- **Prompt**
From the entries that follow, extract each line holding the string "schnell".

--- START Information provided ---

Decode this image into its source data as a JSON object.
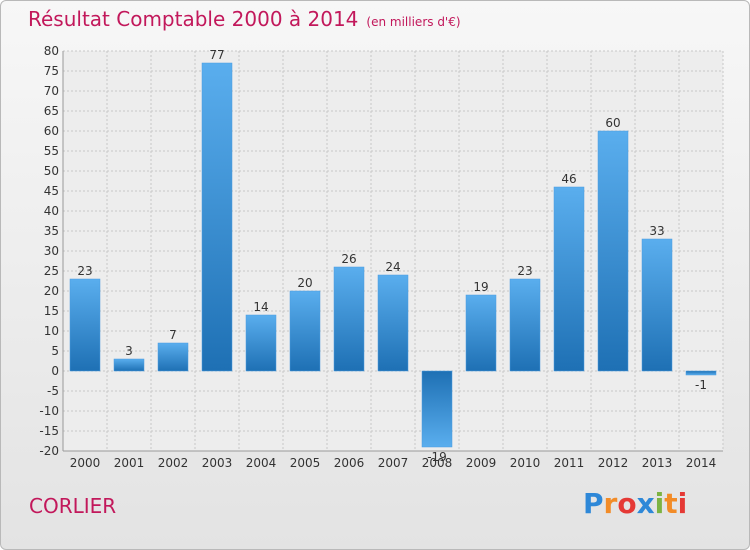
{
  "header": {
    "title": "Résultat Comptable 2000 à 2014",
    "unit": "(en milliers d'€)"
  },
  "footer": {
    "commune": "CORLIER",
    "logo_letters": [
      "P",
      "r",
      "o",
      "x",
      "i",
      "t",
      "i"
    ]
  },
  "colors": {
    "title": "#c2185b",
    "bar_light": "#5aaeee",
    "bar_dark": "#1e70b4"
  },
  "chart_data": {
    "type": "bar",
    "title": "Résultat Comptable 2000 à 2014",
    "categories": [
      "2000",
      "2001",
      "2002",
      "2003",
      "2004",
      "2005",
      "2006",
      "2007",
      "2008",
      "2009",
      "2010",
      "2011",
      "2012",
      "2013",
      "2014"
    ],
    "values": [
      23,
      3,
      7,
      77,
      14,
      20,
      26,
      24,
      -19,
      19,
      23,
      46,
      60,
      33,
      -1
    ],
    "data_labels": [
      "23",
      "3",
      "7",
      "77",
      "14",
      "20",
      "26",
      "24",
      "-19",
      "19",
      "23",
      "46",
      "60",
      "33",
      "-1"
    ],
    "ylim": [
      -20,
      80
    ],
    "yticks": [
      80,
      75,
      70,
      65,
      60,
      55,
      50,
      45,
      40,
      35,
      30,
      25,
      20,
      15,
      10,
      5,
      0,
      -5,
      -10,
      -15,
      -20
    ],
    "grid": true
  }
}
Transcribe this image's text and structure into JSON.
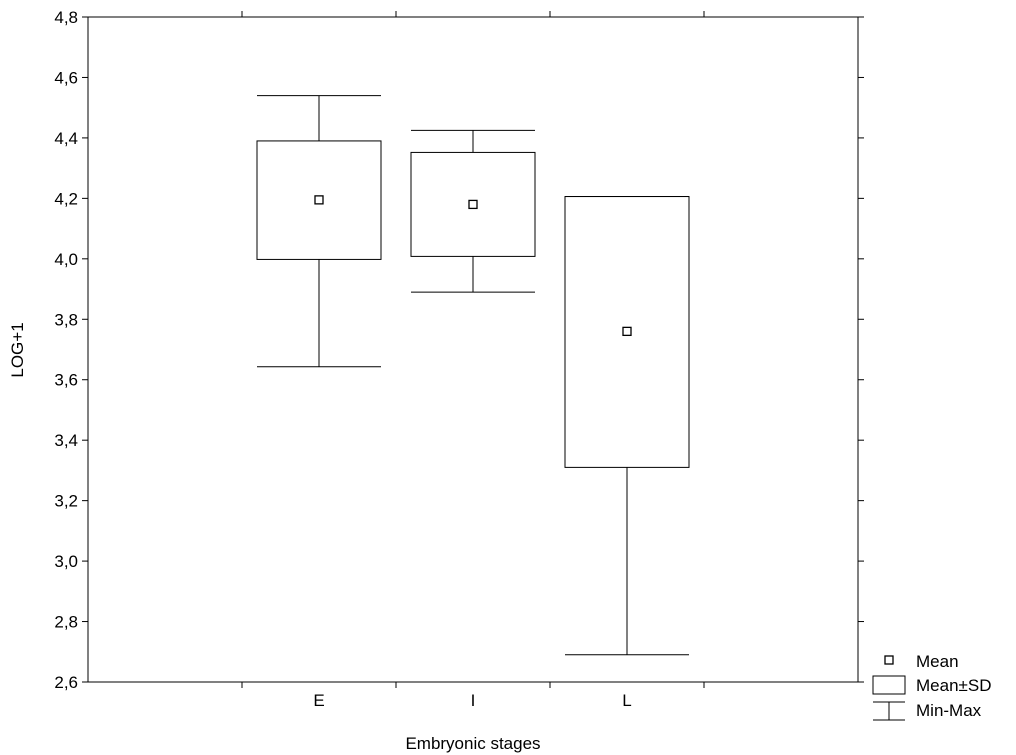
{
  "chart_data": {
    "type": "box",
    "xlabel": "Embryonic stages",
    "ylabel": "LOG+1",
    "ylim": [
      2.6,
      4.8
    ],
    "yticks": [
      2.6,
      2.8,
      3.0,
      3.2,
      3.4,
      3.6,
      3.8,
      4.0,
      4.2,
      4.4,
      4.6,
      4.8
    ],
    "ytick_labels": [
      "2,6",
      "2,8",
      "3,0",
      "3,2",
      "3,4",
      "3,6",
      "3,8",
      "4,0",
      "4,2",
      "4,4",
      "4,6",
      "4,8"
    ],
    "categories": [
      "E",
      "I",
      "L"
    ],
    "boxes": [
      {
        "category": "E",
        "mean": 4.195,
        "sd_low": 3.998,
        "sd_high": 4.39,
        "min": 3.643,
        "max": 4.54
      },
      {
        "category": "I",
        "mean": 4.18,
        "sd_low": 4.008,
        "sd_high": 4.352,
        "min": 3.89,
        "max": 4.425
      },
      {
        "category": "L",
        "mean": 3.76,
        "sd_low": 3.31,
        "sd_high": 4.206,
        "min": 2.69,
        "max": 4.206
      }
    ],
    "legend": {
      "placement": "bottom-right",
      "entries": [
        "Mean",
        "Mean±SD",
        "Min-Max"
      ]
    },
    "grid": false
  }
}
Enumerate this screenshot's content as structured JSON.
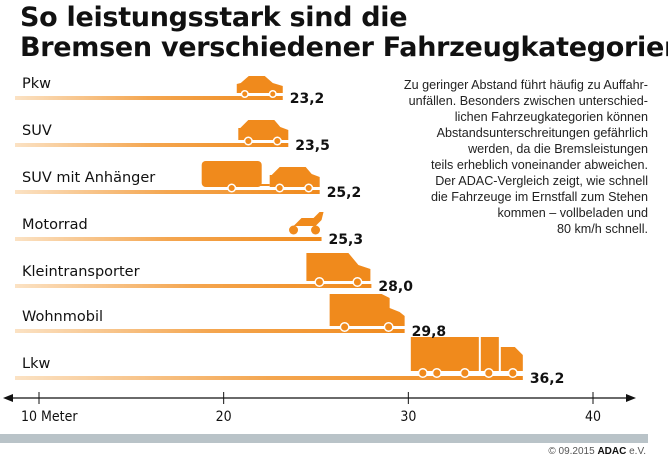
{
  "chart_data": {
    "type": "bar",
    "orientation": "horizontal",
    "title": [
      "So leistungsstark sind die",
      "Bremsen verschiedener Fahrzeugkategorien"
    ],
    "categories": [
      "Pkw",
      "SUV",
      "SUV mit Anhänger",
      "Motorrad",
      "Kleintransporter",
      "Wohnmobil",
      "Lkw"
    ],
    "values": [
      23.2,
      23.5,
      25.2,
      25.3,
      28.0,
      29.8,
      36.2
    ],
    "value_labels": [
      "23,2",
      "23,5",
      "25,2",
      "25,3",
      "28,0",
      "29,8",
      "36,2"
    ],
    "icons": [
      "car-icon",
      "suv-icon",
      "suv-trailer-icon",
      "motorcycle-icon",
      "van-icon",
      "motorhome-icon",
      "truck-icon"
    ],
    "xlim": [
      10,
      40
    ],
    "ticks": [
      10,
      20,
      30,
      40
    ],
    "tick_labels": [
      "10 Meter",
      "20",
      "30",
      "40"
    ],
    "bar_color": "#f08a1c",
    "grid": false
  },
  "description": [
    "Zu geringer Abstand führt häufig zu Auffahr-",
    "unfällen. Besonders zwischen unterschied-",
    "lichen Fahrzeugkategorien können",
    "Abstandsunterschreitungen gefährlich",
    "werden, da die Bremsleistungen",
    "teils erheblich voneinander abweichen.",
    "Der ADAC-Vergleich zeigt, wie schnell",
    "die Fahrzeuge im Ernstfall zum Stehen",
    "kommen – vollbeladen und",
    "80 km/h schnell."
  ],
  "footer": {
    "copyright": "© 09.2015",
    "brand": "ADAC",
    "suffix": " e.V."
  }
}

--- END Information provided ---

- **Written response**
    "Der ADAC-Vergleich zeigt, wie schnell",
    "80 km/h schnell."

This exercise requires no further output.